## GIVEN REQUEST
Among the entries below, find the lines with "name" and copy them.

## INFORMATION SUPPLIED
-.-.-
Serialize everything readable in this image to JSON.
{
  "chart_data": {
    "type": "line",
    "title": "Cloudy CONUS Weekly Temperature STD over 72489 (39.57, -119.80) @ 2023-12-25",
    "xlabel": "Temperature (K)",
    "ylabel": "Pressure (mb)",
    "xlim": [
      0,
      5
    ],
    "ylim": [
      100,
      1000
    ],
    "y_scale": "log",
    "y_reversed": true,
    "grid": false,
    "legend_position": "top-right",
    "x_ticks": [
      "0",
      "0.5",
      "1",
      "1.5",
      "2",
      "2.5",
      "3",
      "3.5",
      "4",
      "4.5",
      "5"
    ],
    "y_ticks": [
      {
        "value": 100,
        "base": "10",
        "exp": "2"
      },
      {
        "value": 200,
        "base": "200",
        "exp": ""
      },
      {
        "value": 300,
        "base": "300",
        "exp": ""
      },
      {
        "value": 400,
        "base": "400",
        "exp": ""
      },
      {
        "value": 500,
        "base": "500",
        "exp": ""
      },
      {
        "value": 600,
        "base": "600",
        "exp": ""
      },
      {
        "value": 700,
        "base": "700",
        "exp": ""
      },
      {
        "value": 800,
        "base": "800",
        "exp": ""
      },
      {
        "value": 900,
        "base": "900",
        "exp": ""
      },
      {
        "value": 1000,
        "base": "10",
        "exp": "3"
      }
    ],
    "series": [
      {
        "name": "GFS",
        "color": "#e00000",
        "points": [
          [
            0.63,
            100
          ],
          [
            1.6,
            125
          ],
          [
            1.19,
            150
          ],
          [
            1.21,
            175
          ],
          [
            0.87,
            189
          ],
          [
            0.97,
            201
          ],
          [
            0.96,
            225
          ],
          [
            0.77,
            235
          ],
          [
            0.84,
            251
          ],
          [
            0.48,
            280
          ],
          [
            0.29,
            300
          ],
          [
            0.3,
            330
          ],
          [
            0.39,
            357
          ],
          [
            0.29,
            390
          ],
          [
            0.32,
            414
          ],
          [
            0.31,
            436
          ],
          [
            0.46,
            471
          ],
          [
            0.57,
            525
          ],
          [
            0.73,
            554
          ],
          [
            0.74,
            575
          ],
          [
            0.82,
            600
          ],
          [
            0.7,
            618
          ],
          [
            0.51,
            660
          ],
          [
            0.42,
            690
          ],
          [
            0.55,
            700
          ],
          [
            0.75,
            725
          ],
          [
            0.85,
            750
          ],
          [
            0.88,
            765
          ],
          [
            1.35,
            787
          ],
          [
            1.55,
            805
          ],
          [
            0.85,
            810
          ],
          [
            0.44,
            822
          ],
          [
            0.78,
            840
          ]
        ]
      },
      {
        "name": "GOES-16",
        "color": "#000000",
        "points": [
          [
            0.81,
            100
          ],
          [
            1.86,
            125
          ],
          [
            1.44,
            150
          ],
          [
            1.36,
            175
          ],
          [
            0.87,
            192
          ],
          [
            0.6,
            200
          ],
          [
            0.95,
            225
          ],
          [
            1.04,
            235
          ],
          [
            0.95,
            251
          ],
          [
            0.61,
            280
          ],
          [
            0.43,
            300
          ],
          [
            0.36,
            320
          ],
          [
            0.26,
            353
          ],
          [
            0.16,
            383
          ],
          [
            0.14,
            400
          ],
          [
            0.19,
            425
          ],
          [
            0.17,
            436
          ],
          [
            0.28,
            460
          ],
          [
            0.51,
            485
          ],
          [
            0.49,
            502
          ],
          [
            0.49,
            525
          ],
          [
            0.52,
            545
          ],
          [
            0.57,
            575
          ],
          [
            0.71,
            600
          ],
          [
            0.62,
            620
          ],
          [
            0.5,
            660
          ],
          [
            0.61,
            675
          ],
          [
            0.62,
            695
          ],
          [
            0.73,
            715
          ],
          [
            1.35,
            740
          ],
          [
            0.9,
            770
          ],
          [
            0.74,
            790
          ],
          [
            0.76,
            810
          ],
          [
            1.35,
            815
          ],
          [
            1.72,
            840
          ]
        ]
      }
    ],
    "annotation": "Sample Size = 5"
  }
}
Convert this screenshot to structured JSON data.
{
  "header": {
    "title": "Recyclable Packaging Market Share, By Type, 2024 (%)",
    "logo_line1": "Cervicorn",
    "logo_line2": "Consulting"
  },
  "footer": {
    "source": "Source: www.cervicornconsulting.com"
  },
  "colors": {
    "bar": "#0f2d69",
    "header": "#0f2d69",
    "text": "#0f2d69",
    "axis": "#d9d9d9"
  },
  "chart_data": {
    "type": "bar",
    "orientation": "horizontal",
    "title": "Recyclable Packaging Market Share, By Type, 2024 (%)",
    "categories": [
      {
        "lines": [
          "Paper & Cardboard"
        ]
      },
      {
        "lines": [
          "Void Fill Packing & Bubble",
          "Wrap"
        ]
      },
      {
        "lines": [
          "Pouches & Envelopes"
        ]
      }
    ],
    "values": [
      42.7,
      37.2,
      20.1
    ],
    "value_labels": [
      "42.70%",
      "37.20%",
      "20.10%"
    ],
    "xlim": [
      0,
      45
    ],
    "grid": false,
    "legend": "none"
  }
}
-.-.-
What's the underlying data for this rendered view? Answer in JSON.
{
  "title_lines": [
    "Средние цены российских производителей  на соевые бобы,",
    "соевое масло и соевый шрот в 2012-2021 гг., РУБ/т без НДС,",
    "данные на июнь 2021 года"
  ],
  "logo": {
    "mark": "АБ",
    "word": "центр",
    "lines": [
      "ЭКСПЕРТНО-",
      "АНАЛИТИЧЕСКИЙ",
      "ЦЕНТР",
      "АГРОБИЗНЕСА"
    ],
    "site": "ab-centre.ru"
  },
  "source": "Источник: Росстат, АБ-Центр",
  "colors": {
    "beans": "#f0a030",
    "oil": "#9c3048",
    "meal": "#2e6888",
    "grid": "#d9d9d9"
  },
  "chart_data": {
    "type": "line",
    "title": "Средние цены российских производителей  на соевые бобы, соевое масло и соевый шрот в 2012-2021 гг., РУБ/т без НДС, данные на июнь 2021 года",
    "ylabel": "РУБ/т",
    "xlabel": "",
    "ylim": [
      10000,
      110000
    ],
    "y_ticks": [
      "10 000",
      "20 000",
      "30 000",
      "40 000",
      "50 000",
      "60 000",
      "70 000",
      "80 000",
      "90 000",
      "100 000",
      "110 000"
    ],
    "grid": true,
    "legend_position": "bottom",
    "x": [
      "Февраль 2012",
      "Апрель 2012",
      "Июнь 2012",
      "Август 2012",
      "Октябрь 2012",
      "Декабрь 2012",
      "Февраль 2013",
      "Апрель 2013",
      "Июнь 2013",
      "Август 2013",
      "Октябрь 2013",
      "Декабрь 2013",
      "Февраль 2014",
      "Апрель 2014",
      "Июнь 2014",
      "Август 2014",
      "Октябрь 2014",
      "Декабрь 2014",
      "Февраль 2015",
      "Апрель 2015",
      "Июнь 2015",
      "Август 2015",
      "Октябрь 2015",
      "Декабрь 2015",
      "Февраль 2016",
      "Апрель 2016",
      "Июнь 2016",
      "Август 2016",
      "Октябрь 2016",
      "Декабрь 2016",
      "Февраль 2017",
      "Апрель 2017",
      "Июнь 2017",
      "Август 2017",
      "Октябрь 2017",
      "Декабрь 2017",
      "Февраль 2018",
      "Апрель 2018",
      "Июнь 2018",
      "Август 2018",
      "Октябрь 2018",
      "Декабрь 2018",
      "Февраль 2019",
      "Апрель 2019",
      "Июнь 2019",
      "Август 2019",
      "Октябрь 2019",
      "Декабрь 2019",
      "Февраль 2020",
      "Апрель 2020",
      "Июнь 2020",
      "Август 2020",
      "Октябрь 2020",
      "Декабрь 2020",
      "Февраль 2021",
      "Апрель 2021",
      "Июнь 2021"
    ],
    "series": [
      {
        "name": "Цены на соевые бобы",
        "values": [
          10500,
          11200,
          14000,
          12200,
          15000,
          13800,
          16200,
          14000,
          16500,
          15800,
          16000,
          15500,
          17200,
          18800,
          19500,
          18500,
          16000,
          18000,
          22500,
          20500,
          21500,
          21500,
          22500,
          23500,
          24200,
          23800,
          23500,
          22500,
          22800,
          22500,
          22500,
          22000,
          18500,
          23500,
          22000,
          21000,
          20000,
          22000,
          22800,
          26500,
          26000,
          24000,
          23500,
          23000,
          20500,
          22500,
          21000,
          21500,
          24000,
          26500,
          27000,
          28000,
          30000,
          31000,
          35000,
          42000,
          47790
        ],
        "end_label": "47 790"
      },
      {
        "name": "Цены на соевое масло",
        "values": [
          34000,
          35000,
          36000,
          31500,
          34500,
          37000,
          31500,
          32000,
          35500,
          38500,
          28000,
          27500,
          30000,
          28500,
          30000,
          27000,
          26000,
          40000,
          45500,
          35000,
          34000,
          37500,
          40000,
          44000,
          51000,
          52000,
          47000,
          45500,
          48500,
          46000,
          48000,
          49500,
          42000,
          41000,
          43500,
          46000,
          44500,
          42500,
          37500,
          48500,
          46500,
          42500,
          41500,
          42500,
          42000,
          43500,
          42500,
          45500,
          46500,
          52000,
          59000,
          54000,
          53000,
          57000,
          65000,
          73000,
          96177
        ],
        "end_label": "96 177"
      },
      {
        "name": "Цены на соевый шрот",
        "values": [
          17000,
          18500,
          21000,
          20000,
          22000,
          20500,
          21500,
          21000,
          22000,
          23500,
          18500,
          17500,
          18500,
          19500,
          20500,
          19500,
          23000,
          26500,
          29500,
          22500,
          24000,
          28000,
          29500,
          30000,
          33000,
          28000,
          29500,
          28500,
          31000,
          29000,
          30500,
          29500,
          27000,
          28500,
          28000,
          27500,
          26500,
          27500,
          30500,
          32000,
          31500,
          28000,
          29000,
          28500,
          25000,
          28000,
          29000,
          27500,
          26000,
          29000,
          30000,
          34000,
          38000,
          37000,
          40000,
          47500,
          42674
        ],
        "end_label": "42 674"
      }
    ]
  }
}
-.-.-
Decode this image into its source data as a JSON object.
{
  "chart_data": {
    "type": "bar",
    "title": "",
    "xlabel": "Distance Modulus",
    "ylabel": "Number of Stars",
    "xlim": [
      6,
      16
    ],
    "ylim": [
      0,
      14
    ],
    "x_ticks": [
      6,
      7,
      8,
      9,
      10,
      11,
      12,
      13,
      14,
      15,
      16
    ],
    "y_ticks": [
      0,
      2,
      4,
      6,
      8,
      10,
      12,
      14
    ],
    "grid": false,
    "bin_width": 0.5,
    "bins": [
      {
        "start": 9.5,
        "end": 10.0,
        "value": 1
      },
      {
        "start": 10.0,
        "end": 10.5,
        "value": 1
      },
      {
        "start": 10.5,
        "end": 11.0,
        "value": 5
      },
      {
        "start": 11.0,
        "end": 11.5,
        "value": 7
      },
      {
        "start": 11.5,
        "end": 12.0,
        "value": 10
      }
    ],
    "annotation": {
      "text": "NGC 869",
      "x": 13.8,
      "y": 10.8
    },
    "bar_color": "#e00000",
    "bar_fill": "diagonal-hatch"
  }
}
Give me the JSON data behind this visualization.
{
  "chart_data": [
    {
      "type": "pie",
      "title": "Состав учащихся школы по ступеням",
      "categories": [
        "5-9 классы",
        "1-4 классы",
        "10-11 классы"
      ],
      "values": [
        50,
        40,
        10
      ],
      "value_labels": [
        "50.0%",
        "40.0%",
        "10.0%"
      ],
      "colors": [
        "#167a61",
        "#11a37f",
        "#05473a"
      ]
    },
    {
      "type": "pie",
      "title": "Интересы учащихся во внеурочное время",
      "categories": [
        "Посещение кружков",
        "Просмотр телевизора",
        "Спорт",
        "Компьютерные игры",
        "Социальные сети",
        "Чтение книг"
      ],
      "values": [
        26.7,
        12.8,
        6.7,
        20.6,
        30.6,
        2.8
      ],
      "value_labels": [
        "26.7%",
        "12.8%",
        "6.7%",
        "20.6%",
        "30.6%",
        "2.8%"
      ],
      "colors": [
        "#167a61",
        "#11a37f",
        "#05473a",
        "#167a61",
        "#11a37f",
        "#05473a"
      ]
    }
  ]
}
-.-.-
## EXERCISE RESULT
        "name": "GFS",
        "name": "GOES-16",
        "name": "Цены на соевые бобы",
        "name": "Цены на соевое масло",
        "name": "Цены на соевый шрот",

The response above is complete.